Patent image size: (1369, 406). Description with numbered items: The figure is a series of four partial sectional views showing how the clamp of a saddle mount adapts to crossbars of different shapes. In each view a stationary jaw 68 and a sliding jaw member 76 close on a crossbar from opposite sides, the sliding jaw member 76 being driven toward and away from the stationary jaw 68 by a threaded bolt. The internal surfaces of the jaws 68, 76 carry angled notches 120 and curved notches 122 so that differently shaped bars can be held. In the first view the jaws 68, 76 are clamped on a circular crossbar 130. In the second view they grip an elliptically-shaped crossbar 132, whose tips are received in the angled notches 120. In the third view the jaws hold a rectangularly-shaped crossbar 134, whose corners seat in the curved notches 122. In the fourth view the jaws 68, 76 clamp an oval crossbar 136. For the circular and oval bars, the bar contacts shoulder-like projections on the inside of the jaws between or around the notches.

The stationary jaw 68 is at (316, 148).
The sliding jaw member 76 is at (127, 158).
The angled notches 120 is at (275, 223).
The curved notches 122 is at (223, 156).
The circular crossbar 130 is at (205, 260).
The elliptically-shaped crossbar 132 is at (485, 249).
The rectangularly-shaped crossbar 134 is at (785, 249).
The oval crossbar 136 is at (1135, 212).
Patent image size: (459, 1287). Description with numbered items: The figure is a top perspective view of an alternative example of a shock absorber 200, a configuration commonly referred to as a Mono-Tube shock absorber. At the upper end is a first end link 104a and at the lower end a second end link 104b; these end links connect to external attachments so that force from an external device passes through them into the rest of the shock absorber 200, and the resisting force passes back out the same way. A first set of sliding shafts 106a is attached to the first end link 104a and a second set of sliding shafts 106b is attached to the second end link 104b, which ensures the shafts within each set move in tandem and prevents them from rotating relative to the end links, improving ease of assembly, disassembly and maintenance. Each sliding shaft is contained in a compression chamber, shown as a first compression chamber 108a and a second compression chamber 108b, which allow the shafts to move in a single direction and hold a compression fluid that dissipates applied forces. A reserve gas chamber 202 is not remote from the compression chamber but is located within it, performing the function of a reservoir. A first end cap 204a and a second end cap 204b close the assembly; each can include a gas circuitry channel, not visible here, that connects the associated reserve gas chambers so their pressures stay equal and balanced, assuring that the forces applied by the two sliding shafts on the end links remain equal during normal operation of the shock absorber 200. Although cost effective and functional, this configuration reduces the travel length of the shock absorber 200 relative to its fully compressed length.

--------------------

# [Task requirements]
Recast every line of the listing above as a numbered list, leaving out the blank lines.

# [Task response]
1. Patent image size: (1369, 406). Description with numbered items: The figure is a series of four partial sectional views showing how the clamp of a saddle mount adapts to crossbars of different shapes. In each view a stationary jaw 68 and a sliding jaw member 76 close on a crossbar from opposite sides, the sliding jaw member 76 being driven toward and away from the stationary jaw 68 by a threaded bolt. The internal surfaces of the jaws 68, 76 carry angled notches 120 and curved notches 122 so that differently shaped bars can be held. In the first view the jaws 68, 76 are clamped on a circular crossbar 130. In the second view they grip an elliptically-shaped crossbar 132, whose tips are received in the angled notches 120. In the third view the jaws hold a rectangularly-shaped crossbar 134, whose corners seat in the curved notches 122. In the fourth view the jaws 68, 76 clamp an oval crossbar 136. For the circular and oval bars, the bar contacts shoulder-like projections on the inside of the jaws between or around the notches.
2. The stationary jaw 68 is at (316, 148).
3. The sliding jaw member 76 is at (127, 158).
4. The angled notches 120 is at (275, 223).
5. The curved notches 122 is at (223, 156).
6. The circular crossbar 130 is at (205, 260).
7. The elliptically-shaped crossbar 132 is at (485, 249).
8. The rectangularly-shaped crossbar 134 is at (785, 249).
9. The oval crossbar 136 is at (1135, 212).
10. Patent image size: (459, 1287). Description with numbered items: The figure is a top perspective view of an alternative example of a shock absorber 200, a configuration commonly referred to as a Mono-Tube shock absorber. At the upper end is a first end link 104a and at the lower end a second end link 104b; these end links connect to external attachments so that force from an external device passes through them into the rest of the shock absorber 200, and the resisting force passes back out the same way. A first set of sliding shafts 106a is attached to the first end link 104a and a second set of sliding shafts 106b is attached to the second end link 104b, which ensures the shafts within each set move in tandem and prevents them from rotating relative to the end links, improving ease of assembly, disassembly and maintenance. Each sliding shaft is contained in a compression chamber, shown as a first compression chamber 108a and a second compression chamber 108b, which allow the shafts to move in a single direction and hold a compression fluid that dissipates applied forces. A reserve gas chamber 202 is not remote from the compression chamber but is located within it, performing the function of a reservoir. A first end cap 204a and a second end cap 204b close the assembly; each can include a gas circuitry channel, not visible here, that connects the associated reserve gas chambers so their pressures stay equal and balanced, assuring that the forces applied by the two sliding shafts on the end links remain equal during normal operation of the shock absorber 200. Although cost effective and functional, this configuration reduces the travel length of the shock absorber 200 relative to its fully compressed length.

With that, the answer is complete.